Instructions to follow ::
Where a line contains the string "October", copy that line.

Records from a data source ::
▼

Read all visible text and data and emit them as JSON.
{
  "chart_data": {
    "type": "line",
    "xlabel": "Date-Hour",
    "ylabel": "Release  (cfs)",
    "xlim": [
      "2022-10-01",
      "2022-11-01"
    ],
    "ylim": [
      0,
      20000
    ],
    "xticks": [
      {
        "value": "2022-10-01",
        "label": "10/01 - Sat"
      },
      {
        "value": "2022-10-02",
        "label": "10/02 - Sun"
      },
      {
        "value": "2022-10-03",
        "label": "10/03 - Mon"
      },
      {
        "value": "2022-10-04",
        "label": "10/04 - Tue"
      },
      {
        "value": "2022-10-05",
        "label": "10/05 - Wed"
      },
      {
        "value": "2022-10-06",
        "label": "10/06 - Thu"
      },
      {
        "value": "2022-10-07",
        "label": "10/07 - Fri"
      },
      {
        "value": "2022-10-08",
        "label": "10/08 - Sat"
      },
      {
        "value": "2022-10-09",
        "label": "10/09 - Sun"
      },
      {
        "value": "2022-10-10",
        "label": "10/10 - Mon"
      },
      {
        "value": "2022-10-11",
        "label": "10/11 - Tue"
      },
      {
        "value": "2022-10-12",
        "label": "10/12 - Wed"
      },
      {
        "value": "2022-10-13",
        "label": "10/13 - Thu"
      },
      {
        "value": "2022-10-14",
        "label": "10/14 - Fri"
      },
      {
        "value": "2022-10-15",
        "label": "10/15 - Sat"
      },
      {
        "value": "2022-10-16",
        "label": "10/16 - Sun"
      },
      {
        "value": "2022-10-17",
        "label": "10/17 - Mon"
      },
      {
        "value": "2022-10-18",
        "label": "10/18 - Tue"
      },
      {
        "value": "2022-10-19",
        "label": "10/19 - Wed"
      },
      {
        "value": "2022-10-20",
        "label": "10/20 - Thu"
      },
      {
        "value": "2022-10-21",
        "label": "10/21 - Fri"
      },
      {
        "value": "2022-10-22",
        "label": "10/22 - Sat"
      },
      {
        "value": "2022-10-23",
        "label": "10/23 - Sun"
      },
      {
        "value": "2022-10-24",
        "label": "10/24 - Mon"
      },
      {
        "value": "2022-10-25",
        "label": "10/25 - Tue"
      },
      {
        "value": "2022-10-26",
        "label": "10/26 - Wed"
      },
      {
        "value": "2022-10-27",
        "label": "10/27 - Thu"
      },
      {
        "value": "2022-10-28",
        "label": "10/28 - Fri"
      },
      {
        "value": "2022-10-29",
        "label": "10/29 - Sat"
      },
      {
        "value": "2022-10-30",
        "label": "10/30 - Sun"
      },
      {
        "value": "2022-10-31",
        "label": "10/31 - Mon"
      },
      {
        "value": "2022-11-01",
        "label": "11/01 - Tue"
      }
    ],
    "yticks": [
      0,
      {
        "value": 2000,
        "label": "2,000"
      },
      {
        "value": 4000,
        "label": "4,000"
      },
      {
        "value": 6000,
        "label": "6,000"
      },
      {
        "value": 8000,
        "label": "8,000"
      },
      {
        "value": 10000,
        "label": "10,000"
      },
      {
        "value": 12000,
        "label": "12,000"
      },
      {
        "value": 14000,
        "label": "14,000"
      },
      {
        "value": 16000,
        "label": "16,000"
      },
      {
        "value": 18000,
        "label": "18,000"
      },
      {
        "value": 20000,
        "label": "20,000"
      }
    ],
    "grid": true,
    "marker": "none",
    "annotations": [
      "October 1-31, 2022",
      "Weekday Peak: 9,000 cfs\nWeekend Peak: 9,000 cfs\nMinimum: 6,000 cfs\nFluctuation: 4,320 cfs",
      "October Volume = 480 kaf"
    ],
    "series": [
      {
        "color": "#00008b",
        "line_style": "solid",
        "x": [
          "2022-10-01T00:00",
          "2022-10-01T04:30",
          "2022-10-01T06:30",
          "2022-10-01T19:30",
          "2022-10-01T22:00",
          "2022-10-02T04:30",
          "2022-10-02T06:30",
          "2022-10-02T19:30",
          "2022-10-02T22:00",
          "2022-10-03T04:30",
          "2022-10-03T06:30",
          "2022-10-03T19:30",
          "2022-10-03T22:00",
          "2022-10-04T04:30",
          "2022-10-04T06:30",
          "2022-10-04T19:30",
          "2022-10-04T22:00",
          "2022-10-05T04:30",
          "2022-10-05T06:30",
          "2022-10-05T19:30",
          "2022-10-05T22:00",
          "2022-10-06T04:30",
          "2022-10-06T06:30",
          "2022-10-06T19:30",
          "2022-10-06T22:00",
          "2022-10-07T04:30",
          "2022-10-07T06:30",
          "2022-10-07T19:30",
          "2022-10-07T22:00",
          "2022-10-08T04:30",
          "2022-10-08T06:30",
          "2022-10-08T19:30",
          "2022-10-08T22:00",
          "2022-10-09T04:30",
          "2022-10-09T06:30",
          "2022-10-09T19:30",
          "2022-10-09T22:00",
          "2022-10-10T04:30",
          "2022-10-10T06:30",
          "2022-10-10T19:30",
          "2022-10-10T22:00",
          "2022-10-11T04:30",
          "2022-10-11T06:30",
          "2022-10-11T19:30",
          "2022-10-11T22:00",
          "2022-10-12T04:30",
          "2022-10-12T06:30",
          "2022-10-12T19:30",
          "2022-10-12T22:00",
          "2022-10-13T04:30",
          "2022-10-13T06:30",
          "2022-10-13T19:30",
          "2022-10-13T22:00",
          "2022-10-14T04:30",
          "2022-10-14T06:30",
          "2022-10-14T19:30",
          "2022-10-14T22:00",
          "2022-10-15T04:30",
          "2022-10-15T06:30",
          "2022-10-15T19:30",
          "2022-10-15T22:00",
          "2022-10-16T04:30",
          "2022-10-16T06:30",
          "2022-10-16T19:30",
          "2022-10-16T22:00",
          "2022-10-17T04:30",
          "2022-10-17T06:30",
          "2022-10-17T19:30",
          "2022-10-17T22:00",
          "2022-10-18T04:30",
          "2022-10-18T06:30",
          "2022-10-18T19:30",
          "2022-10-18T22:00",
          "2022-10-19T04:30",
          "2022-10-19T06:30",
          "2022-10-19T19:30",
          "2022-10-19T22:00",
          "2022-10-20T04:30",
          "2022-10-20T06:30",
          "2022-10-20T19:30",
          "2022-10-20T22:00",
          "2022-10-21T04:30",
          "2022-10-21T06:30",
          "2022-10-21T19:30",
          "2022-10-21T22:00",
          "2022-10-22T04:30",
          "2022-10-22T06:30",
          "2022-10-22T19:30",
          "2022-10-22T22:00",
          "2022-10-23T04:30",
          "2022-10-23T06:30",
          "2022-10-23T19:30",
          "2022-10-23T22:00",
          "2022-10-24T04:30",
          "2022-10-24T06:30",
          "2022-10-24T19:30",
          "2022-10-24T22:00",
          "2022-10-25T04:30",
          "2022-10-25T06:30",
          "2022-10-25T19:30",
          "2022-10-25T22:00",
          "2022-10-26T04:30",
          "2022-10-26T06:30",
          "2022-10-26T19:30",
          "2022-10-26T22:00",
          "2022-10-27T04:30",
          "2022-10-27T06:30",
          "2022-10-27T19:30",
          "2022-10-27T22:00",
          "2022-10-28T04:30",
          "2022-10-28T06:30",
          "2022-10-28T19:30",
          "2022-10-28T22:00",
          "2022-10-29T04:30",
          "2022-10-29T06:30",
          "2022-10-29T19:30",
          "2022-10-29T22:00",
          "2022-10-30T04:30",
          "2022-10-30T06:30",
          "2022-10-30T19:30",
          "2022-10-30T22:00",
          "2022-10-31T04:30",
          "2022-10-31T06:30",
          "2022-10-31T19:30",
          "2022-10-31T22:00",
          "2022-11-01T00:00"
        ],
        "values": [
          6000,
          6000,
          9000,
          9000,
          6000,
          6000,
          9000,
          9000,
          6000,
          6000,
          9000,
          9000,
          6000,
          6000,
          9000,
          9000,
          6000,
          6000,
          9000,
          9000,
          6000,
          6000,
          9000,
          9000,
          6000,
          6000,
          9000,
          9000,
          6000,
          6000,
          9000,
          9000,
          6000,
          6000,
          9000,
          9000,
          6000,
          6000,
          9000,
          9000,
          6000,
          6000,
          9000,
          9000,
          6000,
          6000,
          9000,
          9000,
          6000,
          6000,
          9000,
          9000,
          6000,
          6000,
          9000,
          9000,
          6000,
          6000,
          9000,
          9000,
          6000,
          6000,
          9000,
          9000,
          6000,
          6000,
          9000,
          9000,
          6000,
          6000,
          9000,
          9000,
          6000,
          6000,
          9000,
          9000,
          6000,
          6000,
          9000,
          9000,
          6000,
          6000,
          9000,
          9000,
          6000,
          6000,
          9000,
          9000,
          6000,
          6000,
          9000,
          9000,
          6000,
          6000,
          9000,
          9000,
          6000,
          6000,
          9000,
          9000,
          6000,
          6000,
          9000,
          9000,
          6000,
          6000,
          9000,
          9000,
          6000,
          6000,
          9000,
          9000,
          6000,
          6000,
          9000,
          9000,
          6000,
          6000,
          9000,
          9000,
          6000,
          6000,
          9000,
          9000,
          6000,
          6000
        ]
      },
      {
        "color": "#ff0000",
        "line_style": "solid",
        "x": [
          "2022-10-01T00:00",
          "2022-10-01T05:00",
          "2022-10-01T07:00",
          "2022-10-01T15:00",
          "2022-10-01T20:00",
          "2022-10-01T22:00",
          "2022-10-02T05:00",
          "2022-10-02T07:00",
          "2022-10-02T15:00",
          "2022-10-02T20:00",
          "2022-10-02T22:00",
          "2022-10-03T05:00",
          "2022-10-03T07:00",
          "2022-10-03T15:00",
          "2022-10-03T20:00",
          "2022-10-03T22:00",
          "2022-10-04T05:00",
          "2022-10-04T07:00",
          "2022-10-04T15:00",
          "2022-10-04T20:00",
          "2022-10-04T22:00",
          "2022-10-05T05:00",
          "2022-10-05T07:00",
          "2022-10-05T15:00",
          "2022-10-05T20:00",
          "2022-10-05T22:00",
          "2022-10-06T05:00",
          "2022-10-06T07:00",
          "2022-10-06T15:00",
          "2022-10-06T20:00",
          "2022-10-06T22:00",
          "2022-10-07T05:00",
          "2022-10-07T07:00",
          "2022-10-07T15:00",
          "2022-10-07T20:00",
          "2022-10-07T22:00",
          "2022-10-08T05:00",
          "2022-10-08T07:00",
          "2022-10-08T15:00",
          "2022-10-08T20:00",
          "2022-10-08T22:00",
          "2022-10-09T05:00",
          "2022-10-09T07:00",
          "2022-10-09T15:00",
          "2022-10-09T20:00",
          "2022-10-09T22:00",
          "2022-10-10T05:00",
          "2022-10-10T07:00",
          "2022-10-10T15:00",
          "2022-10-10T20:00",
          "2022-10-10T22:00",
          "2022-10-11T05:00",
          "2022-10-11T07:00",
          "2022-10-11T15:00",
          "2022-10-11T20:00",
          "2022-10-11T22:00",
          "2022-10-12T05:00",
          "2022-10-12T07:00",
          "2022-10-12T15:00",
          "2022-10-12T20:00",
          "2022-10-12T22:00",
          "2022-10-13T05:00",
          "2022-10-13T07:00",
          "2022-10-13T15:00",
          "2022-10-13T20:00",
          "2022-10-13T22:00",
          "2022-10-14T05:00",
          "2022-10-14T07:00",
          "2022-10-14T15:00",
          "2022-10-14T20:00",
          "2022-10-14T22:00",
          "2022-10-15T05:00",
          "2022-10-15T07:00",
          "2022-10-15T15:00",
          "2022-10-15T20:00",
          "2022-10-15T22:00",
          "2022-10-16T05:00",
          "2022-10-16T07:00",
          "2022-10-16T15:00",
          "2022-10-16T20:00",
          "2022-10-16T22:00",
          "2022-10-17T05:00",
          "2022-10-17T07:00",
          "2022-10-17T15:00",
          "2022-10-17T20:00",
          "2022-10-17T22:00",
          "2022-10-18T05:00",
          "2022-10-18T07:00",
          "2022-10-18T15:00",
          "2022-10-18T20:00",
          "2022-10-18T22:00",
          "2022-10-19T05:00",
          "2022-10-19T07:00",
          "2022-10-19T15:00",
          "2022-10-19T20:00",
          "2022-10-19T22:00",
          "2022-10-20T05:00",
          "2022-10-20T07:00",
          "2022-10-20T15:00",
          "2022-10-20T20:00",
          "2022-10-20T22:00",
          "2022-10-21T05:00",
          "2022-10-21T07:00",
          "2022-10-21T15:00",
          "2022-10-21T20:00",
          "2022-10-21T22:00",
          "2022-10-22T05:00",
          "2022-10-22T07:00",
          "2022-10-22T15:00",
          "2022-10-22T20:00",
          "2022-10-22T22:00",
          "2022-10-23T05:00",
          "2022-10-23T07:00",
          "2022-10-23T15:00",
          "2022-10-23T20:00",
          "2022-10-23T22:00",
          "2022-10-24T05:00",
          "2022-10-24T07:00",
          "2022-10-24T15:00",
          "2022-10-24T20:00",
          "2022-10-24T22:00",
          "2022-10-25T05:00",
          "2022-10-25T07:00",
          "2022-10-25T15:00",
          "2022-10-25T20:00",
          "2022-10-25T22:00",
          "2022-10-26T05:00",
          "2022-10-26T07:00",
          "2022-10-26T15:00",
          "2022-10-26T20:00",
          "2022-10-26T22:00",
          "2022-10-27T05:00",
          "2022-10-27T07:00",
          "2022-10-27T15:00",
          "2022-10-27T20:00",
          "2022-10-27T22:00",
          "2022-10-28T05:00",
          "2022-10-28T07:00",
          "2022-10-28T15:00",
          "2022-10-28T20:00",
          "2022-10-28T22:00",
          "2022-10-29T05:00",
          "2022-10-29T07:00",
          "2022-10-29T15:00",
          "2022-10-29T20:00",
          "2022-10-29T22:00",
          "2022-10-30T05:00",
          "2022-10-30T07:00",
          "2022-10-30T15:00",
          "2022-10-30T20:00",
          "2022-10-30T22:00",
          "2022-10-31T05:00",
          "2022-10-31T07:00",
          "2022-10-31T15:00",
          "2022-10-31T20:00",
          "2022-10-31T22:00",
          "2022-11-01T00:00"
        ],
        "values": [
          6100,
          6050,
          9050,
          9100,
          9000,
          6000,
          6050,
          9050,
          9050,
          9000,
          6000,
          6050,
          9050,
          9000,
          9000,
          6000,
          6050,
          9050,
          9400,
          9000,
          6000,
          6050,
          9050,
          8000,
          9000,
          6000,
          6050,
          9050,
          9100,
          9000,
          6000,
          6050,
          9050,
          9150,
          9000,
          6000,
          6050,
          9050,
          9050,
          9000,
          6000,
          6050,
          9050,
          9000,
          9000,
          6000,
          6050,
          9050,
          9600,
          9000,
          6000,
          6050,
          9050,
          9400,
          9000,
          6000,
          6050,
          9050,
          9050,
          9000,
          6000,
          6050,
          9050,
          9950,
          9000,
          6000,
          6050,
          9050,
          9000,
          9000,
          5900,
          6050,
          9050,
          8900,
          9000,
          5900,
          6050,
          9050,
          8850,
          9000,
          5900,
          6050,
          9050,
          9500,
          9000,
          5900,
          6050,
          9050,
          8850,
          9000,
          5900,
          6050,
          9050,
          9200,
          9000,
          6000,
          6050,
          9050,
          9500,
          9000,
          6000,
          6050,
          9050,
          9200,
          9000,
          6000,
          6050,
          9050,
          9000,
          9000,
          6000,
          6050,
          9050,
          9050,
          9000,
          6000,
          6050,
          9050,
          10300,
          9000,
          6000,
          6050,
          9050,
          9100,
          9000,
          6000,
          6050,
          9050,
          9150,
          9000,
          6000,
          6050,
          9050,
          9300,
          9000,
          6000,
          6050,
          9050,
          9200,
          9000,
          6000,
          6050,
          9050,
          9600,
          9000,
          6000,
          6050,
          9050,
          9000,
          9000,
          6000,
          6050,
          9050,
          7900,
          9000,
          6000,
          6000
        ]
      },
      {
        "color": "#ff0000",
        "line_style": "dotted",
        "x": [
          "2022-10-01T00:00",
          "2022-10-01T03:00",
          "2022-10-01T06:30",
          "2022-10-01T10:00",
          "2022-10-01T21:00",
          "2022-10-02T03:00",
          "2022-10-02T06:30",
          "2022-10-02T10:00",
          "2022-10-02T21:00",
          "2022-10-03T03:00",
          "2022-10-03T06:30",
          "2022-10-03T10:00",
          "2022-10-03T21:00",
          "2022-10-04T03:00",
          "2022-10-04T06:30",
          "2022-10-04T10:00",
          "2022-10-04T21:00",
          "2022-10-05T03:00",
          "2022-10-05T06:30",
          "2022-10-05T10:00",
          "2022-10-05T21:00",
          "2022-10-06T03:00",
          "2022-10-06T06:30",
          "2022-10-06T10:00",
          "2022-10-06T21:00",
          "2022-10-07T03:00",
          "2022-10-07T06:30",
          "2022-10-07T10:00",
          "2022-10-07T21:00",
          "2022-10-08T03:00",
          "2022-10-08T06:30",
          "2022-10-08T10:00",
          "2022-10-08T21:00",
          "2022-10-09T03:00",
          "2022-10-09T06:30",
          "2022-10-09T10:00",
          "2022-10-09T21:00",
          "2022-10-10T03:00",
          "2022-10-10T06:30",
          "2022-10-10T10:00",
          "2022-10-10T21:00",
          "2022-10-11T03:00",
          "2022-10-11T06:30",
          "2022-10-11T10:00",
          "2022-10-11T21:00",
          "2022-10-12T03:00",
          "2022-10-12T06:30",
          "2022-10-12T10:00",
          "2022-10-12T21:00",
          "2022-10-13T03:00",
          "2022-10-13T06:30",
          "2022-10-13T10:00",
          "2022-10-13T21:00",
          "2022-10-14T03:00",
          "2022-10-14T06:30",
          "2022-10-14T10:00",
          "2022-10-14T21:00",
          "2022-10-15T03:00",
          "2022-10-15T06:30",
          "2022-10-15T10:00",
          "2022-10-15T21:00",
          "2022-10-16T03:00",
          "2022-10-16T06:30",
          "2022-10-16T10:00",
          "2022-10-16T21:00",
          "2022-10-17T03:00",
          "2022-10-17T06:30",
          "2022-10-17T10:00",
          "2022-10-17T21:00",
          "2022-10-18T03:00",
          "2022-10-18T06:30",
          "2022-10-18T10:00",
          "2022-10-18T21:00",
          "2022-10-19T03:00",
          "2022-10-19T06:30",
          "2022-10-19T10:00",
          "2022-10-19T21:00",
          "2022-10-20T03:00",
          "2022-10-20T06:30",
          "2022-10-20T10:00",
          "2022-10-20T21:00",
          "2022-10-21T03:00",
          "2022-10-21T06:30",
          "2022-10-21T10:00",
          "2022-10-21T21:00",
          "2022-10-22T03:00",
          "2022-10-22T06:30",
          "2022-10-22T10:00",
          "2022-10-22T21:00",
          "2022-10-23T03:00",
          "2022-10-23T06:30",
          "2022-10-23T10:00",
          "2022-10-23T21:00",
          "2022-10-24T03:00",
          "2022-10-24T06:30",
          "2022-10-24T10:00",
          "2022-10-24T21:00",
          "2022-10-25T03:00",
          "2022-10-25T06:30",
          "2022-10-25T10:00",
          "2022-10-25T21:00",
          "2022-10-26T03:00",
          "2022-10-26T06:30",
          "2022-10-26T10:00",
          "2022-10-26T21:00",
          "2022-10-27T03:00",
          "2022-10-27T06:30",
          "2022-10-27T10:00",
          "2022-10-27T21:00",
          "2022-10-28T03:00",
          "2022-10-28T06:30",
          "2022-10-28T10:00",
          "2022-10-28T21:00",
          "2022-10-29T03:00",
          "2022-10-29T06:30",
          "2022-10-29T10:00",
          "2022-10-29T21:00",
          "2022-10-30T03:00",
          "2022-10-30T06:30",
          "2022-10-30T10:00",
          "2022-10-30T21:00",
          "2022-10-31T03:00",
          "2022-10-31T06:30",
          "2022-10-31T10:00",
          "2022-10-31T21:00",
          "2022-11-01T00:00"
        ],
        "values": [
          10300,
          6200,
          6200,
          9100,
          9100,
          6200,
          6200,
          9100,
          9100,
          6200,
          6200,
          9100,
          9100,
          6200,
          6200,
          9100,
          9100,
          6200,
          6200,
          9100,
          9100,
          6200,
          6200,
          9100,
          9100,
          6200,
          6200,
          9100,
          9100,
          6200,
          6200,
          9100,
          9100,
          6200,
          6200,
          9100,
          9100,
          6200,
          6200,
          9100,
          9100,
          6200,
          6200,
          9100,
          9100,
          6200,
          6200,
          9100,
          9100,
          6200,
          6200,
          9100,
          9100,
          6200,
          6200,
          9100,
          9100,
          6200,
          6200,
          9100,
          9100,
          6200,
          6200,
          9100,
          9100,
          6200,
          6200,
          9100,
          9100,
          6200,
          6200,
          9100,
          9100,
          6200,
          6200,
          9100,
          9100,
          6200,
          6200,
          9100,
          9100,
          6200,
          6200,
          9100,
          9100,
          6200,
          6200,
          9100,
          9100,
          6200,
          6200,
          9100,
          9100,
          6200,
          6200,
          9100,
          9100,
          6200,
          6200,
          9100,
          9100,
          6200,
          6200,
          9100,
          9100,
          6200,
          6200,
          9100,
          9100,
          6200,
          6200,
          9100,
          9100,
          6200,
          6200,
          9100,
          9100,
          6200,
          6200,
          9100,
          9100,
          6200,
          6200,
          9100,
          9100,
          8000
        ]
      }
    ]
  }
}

▲

Complete answer ::
      "October 1-31, 2022",
      "October Volume = 480 kaf"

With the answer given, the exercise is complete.